## SHORT EXERCISE
Select each line where the word "SHOCK" appears.

+===+

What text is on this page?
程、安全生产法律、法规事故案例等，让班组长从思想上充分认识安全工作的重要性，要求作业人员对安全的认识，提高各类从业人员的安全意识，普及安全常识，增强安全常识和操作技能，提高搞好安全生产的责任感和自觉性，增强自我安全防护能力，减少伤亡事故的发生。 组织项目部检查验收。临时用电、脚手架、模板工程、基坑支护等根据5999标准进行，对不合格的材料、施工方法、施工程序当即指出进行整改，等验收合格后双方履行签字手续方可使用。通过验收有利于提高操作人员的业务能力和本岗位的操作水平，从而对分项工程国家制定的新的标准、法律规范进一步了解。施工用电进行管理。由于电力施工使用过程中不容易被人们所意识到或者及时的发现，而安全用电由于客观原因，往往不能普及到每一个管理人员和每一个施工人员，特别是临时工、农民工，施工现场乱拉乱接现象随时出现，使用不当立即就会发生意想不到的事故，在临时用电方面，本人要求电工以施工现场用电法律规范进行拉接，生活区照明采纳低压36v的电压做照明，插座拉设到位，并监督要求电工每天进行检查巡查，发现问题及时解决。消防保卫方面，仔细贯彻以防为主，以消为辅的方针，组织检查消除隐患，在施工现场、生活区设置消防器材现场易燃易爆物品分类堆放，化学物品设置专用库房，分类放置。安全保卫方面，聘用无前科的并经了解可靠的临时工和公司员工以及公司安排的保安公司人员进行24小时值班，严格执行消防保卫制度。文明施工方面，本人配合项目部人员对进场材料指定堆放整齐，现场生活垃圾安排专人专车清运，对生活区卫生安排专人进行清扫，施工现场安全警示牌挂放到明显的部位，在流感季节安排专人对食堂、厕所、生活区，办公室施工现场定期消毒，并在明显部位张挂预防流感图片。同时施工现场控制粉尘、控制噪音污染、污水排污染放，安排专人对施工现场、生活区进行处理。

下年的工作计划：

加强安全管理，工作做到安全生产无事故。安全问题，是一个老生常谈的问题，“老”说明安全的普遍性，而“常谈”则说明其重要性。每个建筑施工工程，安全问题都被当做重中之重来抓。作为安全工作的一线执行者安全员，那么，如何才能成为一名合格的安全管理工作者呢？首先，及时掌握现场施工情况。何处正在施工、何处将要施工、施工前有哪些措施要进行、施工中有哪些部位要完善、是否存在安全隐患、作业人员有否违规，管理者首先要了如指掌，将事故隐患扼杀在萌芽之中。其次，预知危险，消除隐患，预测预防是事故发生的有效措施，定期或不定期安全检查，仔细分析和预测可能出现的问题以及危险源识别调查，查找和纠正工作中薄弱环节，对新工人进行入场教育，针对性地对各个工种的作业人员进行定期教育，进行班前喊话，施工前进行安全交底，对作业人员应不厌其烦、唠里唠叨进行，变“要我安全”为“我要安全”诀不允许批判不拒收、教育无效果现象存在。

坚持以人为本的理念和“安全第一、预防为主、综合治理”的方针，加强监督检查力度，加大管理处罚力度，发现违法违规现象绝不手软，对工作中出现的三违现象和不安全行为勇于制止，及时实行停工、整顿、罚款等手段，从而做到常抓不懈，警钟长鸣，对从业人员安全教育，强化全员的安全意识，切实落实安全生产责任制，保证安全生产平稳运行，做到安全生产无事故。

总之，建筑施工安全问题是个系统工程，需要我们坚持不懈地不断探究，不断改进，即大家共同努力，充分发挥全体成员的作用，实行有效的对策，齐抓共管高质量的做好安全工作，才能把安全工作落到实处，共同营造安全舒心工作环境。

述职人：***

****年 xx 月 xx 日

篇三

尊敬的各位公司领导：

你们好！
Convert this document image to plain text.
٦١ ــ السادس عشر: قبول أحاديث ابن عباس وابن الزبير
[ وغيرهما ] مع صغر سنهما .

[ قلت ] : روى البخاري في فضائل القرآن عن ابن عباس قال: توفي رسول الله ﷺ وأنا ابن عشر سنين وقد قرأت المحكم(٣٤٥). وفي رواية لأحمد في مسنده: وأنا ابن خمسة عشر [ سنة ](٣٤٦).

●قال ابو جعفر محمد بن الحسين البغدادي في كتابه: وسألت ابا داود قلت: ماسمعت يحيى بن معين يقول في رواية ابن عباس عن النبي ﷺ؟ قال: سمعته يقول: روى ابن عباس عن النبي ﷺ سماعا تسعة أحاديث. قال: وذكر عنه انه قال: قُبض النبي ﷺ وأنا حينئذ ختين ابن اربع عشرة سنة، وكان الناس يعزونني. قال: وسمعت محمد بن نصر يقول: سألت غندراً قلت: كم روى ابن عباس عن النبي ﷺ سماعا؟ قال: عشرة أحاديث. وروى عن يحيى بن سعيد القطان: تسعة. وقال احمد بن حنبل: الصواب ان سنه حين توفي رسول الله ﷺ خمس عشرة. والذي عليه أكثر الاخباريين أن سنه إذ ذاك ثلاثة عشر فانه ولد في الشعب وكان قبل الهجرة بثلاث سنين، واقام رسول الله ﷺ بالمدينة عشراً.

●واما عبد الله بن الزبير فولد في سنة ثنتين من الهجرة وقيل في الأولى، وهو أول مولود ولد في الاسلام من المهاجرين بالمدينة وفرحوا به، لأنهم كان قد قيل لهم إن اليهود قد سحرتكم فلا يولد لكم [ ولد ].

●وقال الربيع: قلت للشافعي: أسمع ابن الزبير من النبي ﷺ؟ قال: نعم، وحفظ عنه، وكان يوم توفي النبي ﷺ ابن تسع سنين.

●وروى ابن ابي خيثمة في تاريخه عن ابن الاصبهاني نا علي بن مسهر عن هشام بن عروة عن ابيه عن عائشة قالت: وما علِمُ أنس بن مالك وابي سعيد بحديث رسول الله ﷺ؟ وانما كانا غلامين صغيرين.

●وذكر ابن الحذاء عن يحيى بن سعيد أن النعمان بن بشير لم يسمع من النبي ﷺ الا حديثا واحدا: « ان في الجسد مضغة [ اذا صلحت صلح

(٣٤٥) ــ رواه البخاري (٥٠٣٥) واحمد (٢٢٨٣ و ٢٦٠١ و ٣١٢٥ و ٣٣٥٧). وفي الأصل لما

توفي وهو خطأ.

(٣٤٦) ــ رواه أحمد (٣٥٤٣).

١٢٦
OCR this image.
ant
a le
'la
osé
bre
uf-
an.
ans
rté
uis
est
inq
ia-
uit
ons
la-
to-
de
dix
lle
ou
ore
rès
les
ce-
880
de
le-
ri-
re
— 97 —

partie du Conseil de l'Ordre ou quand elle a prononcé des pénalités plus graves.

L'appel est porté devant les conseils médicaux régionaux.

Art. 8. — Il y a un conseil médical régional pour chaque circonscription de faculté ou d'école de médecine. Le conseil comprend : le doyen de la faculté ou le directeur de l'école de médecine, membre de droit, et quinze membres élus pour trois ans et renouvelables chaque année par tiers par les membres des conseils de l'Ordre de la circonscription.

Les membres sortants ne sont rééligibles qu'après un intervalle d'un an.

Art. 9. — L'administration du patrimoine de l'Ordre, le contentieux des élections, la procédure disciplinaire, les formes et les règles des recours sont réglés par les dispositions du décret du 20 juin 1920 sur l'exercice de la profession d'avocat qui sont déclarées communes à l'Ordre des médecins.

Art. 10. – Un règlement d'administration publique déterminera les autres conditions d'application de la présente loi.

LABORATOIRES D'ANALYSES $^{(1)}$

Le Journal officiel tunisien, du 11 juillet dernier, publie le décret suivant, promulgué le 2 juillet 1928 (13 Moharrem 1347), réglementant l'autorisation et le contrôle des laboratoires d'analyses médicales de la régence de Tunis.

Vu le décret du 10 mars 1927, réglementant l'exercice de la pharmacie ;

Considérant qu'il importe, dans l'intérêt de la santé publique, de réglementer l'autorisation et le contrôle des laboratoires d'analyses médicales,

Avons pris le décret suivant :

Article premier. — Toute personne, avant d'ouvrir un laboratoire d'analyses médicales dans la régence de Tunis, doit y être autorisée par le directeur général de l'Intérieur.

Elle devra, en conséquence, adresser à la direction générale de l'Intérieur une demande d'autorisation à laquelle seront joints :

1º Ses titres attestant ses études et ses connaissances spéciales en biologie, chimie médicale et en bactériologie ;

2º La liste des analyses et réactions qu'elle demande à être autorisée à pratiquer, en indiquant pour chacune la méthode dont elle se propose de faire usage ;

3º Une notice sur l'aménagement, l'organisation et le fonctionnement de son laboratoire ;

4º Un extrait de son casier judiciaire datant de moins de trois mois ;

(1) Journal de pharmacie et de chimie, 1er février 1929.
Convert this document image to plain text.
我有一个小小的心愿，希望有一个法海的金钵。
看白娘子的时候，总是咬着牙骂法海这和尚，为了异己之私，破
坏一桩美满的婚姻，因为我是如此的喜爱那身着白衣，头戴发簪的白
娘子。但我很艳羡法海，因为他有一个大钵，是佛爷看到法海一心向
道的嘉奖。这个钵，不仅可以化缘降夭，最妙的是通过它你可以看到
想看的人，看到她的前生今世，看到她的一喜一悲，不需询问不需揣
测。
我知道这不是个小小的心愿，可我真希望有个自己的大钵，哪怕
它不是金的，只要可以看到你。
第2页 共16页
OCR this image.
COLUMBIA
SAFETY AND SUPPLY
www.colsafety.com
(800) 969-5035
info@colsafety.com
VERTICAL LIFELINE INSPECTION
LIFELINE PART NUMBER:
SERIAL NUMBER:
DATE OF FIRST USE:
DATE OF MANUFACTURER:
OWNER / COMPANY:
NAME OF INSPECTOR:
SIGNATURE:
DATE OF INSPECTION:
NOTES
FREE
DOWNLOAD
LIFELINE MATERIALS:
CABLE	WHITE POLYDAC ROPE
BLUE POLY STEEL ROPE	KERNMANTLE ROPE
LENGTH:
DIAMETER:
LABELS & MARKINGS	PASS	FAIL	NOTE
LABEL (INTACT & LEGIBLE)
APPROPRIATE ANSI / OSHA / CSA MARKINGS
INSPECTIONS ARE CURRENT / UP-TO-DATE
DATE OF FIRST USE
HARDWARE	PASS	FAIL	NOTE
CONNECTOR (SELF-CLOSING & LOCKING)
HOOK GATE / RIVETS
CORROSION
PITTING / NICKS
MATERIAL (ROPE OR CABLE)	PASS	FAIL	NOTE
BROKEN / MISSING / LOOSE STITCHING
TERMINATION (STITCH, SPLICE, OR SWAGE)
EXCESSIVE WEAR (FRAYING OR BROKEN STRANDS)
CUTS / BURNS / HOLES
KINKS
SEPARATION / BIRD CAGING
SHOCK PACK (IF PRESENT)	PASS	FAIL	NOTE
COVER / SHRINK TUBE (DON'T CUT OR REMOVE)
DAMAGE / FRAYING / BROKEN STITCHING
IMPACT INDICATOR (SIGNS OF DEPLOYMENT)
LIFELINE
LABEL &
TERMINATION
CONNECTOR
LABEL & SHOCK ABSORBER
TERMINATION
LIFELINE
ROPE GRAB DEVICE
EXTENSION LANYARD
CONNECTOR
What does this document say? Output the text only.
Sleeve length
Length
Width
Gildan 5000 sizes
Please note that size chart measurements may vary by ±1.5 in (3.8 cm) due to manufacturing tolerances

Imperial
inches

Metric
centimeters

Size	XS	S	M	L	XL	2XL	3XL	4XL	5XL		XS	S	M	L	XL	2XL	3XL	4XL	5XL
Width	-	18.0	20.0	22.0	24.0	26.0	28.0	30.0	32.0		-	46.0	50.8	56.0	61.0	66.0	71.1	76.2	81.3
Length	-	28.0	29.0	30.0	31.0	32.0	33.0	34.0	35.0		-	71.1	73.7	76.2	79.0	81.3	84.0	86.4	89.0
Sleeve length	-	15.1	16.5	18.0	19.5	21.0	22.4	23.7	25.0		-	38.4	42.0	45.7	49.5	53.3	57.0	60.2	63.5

+===+

## PROBLEM SOLUTION
SHOCK PACK (IF PRESENT)	PASS	FAIL	NOTE
LABEL & SHOCK ABSORBER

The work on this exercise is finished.